*Problem statement:*
Transcribe the listing below word for word.

*Exercise data:*
==================================================
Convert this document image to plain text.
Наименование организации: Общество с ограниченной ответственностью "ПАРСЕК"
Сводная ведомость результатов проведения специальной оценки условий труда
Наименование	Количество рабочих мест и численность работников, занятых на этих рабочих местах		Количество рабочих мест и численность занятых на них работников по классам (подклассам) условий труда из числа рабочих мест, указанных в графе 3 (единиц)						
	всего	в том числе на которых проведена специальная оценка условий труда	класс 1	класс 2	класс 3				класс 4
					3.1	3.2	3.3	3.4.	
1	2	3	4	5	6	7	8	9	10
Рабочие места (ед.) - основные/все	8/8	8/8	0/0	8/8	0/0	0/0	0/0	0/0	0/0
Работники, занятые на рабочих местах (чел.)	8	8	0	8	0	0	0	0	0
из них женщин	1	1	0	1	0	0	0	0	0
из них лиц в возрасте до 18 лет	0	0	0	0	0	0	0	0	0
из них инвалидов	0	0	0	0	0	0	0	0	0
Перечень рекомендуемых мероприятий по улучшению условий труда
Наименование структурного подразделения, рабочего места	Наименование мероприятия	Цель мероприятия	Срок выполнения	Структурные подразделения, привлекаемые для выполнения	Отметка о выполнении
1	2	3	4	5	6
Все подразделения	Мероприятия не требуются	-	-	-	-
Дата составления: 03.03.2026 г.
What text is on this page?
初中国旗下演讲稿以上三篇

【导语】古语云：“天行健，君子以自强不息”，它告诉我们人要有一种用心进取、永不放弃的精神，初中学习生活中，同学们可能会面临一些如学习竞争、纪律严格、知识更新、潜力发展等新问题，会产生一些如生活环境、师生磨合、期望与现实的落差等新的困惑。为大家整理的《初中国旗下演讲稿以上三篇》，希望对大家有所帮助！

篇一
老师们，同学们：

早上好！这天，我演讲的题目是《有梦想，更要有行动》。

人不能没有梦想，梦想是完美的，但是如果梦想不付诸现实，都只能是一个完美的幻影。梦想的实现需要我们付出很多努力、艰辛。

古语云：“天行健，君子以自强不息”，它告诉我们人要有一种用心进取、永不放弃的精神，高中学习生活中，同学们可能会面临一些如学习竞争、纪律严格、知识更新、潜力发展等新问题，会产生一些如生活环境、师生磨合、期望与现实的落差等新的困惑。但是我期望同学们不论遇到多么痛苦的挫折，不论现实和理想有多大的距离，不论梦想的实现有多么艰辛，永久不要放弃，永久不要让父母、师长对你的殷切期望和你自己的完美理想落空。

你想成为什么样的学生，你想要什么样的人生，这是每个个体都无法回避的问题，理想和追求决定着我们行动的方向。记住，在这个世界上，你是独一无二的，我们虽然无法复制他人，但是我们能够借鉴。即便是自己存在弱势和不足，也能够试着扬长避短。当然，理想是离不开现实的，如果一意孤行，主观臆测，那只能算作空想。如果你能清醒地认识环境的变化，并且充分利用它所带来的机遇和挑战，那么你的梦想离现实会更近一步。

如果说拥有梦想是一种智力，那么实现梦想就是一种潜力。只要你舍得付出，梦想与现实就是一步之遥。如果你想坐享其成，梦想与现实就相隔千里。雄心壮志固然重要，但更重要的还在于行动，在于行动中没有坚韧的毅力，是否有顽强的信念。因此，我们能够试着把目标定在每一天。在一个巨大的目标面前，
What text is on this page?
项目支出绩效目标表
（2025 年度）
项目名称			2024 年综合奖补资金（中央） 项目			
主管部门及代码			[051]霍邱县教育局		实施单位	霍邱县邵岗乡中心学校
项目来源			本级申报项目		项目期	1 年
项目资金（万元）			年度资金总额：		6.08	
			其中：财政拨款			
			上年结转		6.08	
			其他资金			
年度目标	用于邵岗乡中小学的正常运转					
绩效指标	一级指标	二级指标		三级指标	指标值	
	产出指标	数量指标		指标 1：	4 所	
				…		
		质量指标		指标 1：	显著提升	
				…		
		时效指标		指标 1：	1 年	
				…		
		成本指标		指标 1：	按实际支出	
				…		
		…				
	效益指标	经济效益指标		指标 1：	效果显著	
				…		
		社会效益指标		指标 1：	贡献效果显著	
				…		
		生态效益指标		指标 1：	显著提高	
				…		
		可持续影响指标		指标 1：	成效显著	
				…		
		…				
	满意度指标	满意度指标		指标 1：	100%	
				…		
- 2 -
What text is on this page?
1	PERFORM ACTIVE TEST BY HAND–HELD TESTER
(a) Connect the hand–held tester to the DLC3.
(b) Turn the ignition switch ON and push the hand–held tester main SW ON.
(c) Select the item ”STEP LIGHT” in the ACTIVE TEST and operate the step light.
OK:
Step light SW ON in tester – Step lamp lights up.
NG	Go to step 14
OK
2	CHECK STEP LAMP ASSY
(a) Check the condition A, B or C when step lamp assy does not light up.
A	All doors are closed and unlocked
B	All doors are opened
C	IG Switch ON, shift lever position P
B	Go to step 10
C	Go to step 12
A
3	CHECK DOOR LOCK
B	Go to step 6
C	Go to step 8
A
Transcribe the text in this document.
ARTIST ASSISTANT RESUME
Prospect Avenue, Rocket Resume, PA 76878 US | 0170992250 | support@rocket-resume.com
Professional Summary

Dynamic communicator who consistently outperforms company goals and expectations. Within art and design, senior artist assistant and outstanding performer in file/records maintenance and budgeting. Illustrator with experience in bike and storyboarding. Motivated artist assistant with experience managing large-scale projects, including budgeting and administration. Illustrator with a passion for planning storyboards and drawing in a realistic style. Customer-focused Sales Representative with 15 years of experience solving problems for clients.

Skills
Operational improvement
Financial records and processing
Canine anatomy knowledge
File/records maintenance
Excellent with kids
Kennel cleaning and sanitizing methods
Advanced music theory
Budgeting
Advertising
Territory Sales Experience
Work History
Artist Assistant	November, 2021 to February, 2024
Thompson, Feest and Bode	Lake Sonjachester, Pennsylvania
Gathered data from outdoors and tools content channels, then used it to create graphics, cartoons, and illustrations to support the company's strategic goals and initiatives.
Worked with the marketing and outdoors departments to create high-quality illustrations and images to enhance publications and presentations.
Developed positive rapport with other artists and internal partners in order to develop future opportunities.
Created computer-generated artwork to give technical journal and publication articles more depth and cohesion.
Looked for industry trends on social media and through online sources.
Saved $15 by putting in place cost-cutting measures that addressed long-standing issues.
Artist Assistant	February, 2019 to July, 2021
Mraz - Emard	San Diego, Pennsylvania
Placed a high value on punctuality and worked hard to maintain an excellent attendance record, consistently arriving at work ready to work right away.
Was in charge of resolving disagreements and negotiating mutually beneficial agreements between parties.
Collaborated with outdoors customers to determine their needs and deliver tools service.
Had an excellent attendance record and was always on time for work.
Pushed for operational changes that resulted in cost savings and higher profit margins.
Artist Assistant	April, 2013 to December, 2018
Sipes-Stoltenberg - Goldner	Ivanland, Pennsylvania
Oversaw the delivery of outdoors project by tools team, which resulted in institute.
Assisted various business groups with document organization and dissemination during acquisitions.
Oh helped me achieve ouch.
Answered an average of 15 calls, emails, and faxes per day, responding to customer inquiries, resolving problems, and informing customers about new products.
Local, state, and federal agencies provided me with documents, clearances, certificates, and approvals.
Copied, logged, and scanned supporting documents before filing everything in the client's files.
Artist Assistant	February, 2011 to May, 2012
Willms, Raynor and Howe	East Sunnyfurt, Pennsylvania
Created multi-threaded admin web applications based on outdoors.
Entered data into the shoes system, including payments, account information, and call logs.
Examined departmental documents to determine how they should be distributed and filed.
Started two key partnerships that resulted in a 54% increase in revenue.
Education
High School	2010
==================================================
*Task answer:*
Convert this document image to plain text.
Наименование организации: Общество с ограниченной ответственностью "ПАРСЕК"
Сводная ведомость результатов проведения специальной оценки условий труда
Наименование	Количество рабочих мест и численность работников, занятых на этих рабочих местах		Количество рабочих мест и численность занятых на них работников по классам (подклассам) условий труда из числа рабочих мест, указанных в графе 3 (единиц)						
	всего	в том числе на которых проведена специальная оценка условий труда	класс 1	класс 2	класс 3				класс 4
					3.1	3.2	3.3	3.4.	
1	2	3	4	5	6	7	8	9	10
Рабочие места (ед.) - основные/все	8/8	8/8	0/0	8/8	0/0	0/0	0/0	0/0	0/0
Работники, занятые на рабочих местах (чел.)	8	8	0	8	0	0	0	0	0
из них женщин	1	1	0	1	0	0	0	0	0
из них лиц в возрасте до 18 лет	0	0	0	0	0	0	0	0	0
из них инвалидов	0	0	0	0	0	0	0	0	0
Перечень рекомендуемых мероприятий по улучшению условий труда
Наименование структурного подразделения, рабочего места	Наименование мероприятия	Цель мероприятия	Срок выполнения	Структурные подразделения, привлекаемые для выполнения	Отметка о выполнении
1	2	3	4	5	6
Все подразделения	Мероприятия не требуются	-	-	-	-
Дата составления: 03.03.2026 г.
What text is on this page?
初中国旗下演讲稿以上三篇

【导语】古语云：“天行健，君子以自强不息”，它告诉我们人要有一种用心进取、永不放弃的精神，初中学习生活中，同学们可能会面临一些如学习竞争、纪律严格、知识更新、潜力发展等新问题，会产生一些如生活环境、师生磨合、期望与现实的落差等新的困惑。为大家整理的《初中国旗下演讲稿以上三篇》，希望对大家有所帮助！

篇一
老师们，同学们：

早上好！这天，我演讲的题目是《有梦想，更要有行动》。

人不能没有梦想，梦想是完美的，但是如果梦想不付诸现实，都只能是一个完美的幻影。梦想的实现需要我们付出很多努力、艰辛。

古语云：“天行健，君子以自强不息”，它告诉我们人要有一种用心进取、永不放弃的精神，高中学习生活中，同学们可能会面临一些如学习竞争、纪律严格、知识更新、潜力发展等新问题，会产生一些如生活环境、师生磨合、期望与现实的落差等新的困惑。但是我期望同学们不论遇到多么痛苦的挫折，不论现实和理想有多大的距离，不论梦想的实现有多么艰辛，永久不要放弃，永久不要让父母、师长对你的殷切期望和你自己的完美理想落空。

你想成为什么样的学生，你想要什么样的人生，这是每个个体都无法回避的问题，理想和追求决定着我们行动的方向。记住，在这个世界上，你是独一无二的，我们虽然无法复制他人，但是我们能够借鉴。即便是自己存在弱势和不足，也能够试着扬长避短。当然，理想是离不开现实的，如果一意孤行，主观臆测，那只能算作空想。如果你能清醒地认识环境的变化，并且充分利用它所带来的机遇和挑战，那么你的梦想离现实会更近一步。

如果说拥有梦想是一种智力，那么实现梦想就是一种潜力。只要你舍得付出，梦想与现实就是一步之遥。如果你想坐享其成，梦想与现实就相隔千里。雄心壮志固然重要，但更重要的还在于行动，在于行动中没有坚韧的毅力，是否有顽强的信念。因此，我们能够试着把目标定在每一天。在一个巨大的目标面前，
What text is on this page?
项目支出绩效目标表
（2025 年度）
项目名称			2024 年综合奖补资金（中央） 项目			
主管部门及代码			[051]霍邱县教育局		实施单位	霍邱县邵岗乡中心学校
项目来源			本级申报项目		项目期	1 年
项目资金（万元）			年度资金总额：		6.08	
			其中：财政拨款			
			上年结转		6.08	
			其他资金			
年度目标	用于邵岗乡中小学的正常运转					
绩效指标	一级指标	二级指标		三级指标	指标值	
	产出指标	数量指标		指标 1：	4 所	
				…		
		质量指标		指标 1：	显著提升	
				…		
		时效指标		指标 1：	1 年	
				…		
		成本指标		指标 1：	按实际支出	
				…		
		…				
	效益指标	经济效益指标		指标 1：	效果显著	
				…		
		社会效益指标		指标 1：	贡献效果显著	
				…		
		生态效益指标		指标 1：	显著提高	
				…		
		可持续影响指标		指标 1：	成效显著	
				…		
		…				
	满意度指标	满意度指标		指标 1：	100%	
				…		
- 2 -
What text is on this page?
1	PERFORM ACTIVE TEST BY HAND–HELD TESTER
(a) Connect the hand–held tester to the DLC3.
(b) Turn the ignition switch ON and push the hand–held tester main SW ON.
(c) Select the item ”STEP LIGHT” in the ACTIVE TEST and operate the step light.
OK:
Step light SW ON in tester – Step lamp lights up.
NG	Go to step 14
OK
2	CHECK STEP LAMP ASSY
(a) Check the condition A, B or C when step lamp assy does not light up.
A	All doors are closed and unlocked
B	All doors are opened
C	IG Switch ON, shift lever position P
B	Go to step 10
C	Go to step 12
A
3	CHECK DOOR LOCK
B	Go to step 6
C	Go to step 8
A
Transcribe the text in this document.
ARTIST ASSISTANT RESUME
Prospect Avenue, Rocket Resume, PA 76878 US | 0170992250 | support@rocket-resume.com
Professional Summary

Dynamic communicator who consistently outperforms company goals and expectations. Within art and design, senior artist assistant and outstanding performer in file/records maintenance and budgeting. Illustrator with experience in bike and storyboarding. Motivated artist assistant with experience managing large-scale projects, including budgeting and administration. Illustrator with a passion for planning storyboards and drawing in a realistic style. Customer-focused Sales Representative with 15 years of experience solving problems for clients.

Skills
Operational improvement
Financial records and processing
Canine anatomy knowledge
File/records maintenance
Excellent with kids
Kennel cleaning and sanitizing methods
Advanced music theory
Budgeting
Advertising
Territory Sales Experience
Work History
Artist Assistant	November, 2021 to February, 2024
Thompson, Feest and Bode	Lake Sonjachester, Pennsylvania
Gathered data from outdoors and tools content channels, then used it to create graphics, cartoons, and illustrations to support the company's strategic goals and initiatives.
Worked with the marketing and outdoors departments to create high-quality illustrations and images to enhance publications and presentations.
Developed positive rapport with other artists and internal partners in order to develop future opportunities.
Created computer-generated artwork to give technical journal and publication articles more depth and cohesion.
Looked for industry trends on social media and through online sources.
Saved $15 by putting in place cost-cutting measures that addressed long-standing issues.
Artist Assistant	February, 2019 to July, 2021
Mraz - Emard	San Diego, Pennsylvania
Placed a high value on punctuality and worked hard to maintain an excellent attendance record, consistently arriving at work ready to work right away.
Was in charge of resolving disagreements and negotiating mutually beneficial agreements between parties.
Collaborated with outdoors customers to determine their needs and deliver tools service.
Had an excellent attendance record and was always on time for work.
Pushed for operational changes that resulted in cost savings and higher profit margins.
Artist Assistant	April, 2013 to December, 2018
Sipes-Stoltenberg - Goldner	Ivanland, Pennsylvania
Oversaw the delivery of outdoors project by tools team, which resulted in institute.
Assisted various business groups with document organization and dissemination during acquisitions.
Oh helped me achieve ouch.
Answered an average of 15 calls, emails, and faxes per day, responding to customer inquiries, resolving problems, and informing customers about new products.
Local, state, and federal agencies provided me with documents, clearances, certificates, and approvals.
Copied, logged, and scanned supporting documents before filing everything in the client's files.
Artist Assistant	February, 2011 to May, 2012
Willms, Raynor and Howe	East Sunnyfurt, Pennsylvania
Created multi-threaded admin web applications based on outdoors.
Entered data into the shoes system, including payments, account information, and call logs.
Examined departmental documents to determine how they should be distributed and filed.
Started two key partnerships that resulted in a 54% increase in revenue.
Education
High School	2010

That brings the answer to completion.